Some rows:
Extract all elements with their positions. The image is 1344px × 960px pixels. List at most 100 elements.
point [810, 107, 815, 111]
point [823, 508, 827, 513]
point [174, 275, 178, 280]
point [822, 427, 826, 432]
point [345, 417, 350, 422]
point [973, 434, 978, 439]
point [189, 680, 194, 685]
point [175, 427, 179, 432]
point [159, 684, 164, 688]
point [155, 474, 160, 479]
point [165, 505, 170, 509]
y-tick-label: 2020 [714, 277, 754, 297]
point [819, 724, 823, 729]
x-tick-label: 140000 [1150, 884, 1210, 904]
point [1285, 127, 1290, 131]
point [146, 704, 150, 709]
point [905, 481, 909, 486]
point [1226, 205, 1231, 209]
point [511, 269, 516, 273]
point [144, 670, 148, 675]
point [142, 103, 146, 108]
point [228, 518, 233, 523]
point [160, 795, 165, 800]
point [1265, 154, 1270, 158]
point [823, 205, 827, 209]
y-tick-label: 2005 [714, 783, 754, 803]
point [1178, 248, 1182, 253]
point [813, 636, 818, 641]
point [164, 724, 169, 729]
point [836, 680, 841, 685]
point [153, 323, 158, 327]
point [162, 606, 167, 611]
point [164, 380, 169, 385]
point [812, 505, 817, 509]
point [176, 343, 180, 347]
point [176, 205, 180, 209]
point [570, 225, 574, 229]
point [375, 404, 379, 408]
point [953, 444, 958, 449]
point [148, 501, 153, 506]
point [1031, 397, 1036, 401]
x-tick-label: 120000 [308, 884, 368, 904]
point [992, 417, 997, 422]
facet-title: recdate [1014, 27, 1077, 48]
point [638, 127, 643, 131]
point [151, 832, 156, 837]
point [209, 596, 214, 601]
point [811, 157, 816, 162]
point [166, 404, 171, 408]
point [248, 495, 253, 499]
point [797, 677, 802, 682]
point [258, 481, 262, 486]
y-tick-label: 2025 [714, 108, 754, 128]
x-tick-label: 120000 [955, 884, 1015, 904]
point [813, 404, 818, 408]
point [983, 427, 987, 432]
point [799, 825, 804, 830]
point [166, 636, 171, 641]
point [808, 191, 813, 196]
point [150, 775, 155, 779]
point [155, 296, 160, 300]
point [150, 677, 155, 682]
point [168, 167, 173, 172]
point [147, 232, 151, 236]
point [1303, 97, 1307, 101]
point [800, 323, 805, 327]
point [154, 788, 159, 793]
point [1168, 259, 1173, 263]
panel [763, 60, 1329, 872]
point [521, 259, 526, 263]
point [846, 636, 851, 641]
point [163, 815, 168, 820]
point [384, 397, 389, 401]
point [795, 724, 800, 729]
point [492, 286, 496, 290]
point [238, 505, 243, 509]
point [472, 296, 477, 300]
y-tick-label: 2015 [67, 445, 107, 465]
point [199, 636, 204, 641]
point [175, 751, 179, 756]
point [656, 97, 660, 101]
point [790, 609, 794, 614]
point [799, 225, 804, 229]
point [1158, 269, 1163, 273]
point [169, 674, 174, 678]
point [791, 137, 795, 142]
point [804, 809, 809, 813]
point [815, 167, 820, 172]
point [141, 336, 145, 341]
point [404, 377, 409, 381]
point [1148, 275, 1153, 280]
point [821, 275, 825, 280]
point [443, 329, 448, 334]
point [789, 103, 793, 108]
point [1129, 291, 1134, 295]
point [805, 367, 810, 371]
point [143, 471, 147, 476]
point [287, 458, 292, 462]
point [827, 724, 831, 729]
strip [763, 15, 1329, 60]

▶ STATED GOAL: Duplicate every row above, keeping each line identical to the original.

▶ SOLUTION TO THE PROBLEM:
Extract all elements with their positions. The image is 1344px × 960px pixels. List at most 100 elements.
point [810, 107, 815, 111]
point [823, 508, 827, 513]
point [174, 275, 178, 280]
point [822, 427, 826, 432]
point [345, 417, 350, 422]
point [973, 434, 978, 439]
point [189, 680, 194, 685]
point [175, 427, 179, 432]
point [159, 684, 164, 688]
point [155, 474, 160, 479]
point [165, 505, 170, 509]
y-tick-label: 2020 [714, 277, 754, 297]
point [819, 724, 823, 729]
x-tick-label: 140000 [1150, 884, 1210, 904]
point [1285, 127, 1290, 131]
point [146, 704, 150, 709]
point [905, 481, 909, 486]
point [1226, 205, 1231, 209]
point [511, 269, 516, 273]
point [144, 670, 148, 675]
point [142, 103, 146, 108]
point [228, 518, 233, 523]
point [160, 795, 165, 800]
point [1265, 154, 1270, 158]
point [823, 205, 827, 209]
y-tick-label: 2005 [714, 783, 754, 803]
point [1178, 248, 1182, 253]
point [813, 636, 818, 641]
point [164, 724, 169, 729]
point [836, 680, 841, 685]
point [153, 323, 158, 327]
point [162, 606, 167, 611]
point [164, 380, 169, 385]
point [812, 505, 817, 509]
point [176, 343, 180, 347]
point [176, 205, 180, 209]
point [570, 225, 574, 229]
point [375, 404, 379, 408]
point [953, 444, 958, 449]
point [148, 501, 153, 506]
point [1031, 397, 1036, 401]
x-tick-label: 120000 [308, 884, 368, 904]
point [992, 417, 997, 422]
facet-title: recdate [1014, 27, 1077, 48]
point [638, 127, 643, 131]
point [151, 832, 156, 837]
point [209, 596, 214, 601]
point [811, 157, 816, 162]
point [166, 404, 171, 408]
point [248, 495, 253, 499]
point [797, 677, 802, 682]
point [258, 481, 262, 486]
y-tick-label: 2025 [714, 108, 754, 128]
x-tick-label: 120000 [955, 884, 1015, 904]
point [813, 404, 818, 408]
point [983, 427, 987, 432]
point [799, 825, 804, 830]
point [166, 636, 171, 641]
point [808, 191, 813, 196]
point [150, 775, 155, 779]
point [155, 296, 160, 300]
point [150, 677, 155, 682]
point [168, 167, 173, 172]
point [147, 232, 151, 236]
point [1303, 97, 1307, 101]
point [800, 323, 805, 327]
point [154, 788, 159, 793]
point [1168, 259, 1173, 263]
panel [763, 60, 1329, 872]
point [521, 259, 526, 263]
point [846, 636, 851, 641]
point [163, 815, 168, 820]
point [384, 397, 389, 401]
point [795, 724, 800, 729]
point [492, 286, 496, 290]
point [238, 505, 243, 509]
point [472, 296, 477, 300]
y-tick-label: 2015 [67, 445, 107, 465]
point [199, 636, 204, 641]
point [175, 751, 179, 756]
point [656, 97, 660, 101]
point [790, 609, 794, 614]
point [799, 225, 804, 229]
point [1158, 269, 1163, 273]
point [169, 674, 174, 678]
point [791, 137, 795, 142]
point [804, 809, 809, 813]
point [815, 167, 820, 172]
point [141, 336, 145, 341]
point [404, 377, 409, 381]
point [1148, 275, 1153, 280]
point [821, 275, 825, 280]
point [443, 329, 448, 334]
point [789, 103, 793, 108]
point [1129, 291, 1134, 295]
point [805, 367, 810, 371]
point [143, 471, 147, 476]
point [287, 458, 292, 462]
point [827, 724, 831, 729]
strip [763, 15, 1329, 60]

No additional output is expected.